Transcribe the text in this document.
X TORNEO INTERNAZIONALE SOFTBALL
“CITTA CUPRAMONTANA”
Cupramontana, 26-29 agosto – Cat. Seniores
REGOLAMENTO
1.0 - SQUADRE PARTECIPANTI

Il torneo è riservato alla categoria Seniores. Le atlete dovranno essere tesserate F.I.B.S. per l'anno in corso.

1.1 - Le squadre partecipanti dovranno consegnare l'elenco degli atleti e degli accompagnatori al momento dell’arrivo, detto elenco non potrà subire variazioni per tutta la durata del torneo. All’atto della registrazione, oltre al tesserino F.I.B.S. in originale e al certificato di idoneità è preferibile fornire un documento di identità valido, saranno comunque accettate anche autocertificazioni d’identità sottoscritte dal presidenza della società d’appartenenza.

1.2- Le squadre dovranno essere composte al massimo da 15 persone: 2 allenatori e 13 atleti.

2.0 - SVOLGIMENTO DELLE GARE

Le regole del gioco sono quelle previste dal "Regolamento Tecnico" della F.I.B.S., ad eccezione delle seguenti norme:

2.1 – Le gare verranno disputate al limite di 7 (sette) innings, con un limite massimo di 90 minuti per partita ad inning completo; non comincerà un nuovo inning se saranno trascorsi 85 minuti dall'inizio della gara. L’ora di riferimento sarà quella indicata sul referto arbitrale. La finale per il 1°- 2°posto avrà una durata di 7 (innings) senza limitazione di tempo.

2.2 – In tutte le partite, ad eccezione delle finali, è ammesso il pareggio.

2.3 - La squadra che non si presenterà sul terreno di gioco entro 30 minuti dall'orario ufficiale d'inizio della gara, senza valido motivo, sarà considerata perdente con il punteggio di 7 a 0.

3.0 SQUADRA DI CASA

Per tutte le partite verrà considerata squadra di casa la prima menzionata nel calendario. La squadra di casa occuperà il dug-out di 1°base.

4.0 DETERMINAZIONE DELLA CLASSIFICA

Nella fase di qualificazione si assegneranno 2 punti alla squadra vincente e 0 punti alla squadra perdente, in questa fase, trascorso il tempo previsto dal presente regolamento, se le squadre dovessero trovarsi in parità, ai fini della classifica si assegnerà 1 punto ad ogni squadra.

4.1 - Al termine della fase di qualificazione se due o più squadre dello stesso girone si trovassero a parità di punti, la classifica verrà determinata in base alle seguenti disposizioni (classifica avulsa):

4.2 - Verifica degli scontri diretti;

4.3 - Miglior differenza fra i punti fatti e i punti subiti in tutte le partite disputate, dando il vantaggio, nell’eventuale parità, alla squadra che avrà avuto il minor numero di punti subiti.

### [EXERCISE INSTRUCTIONS]
Return all lines containing the word "dall".

### [RESULT FOR THIS TASK]
2.1 – Le gare verranno disputate al limite di 7 (sette) innings, con un limite massimo di 90 minuti per partita ad inning completo; non comincerà un nuovo inning se saranno trascorsi 85 minuti dall'inizio della gara. L’ora di riferimento sarà quella indicata sul referto arbitrale. La finale per il 1°- 2°posto avrà una durata di 7 (innings) senza limitazione di tempo.
2.3 - La squadra che non si presenterà sul terreno di gioco entro 30 minuti dall'orario ufficiale d'inizio della gara, senza valido motivo, sarà considerata perdente con il punteggio di 7 a 0.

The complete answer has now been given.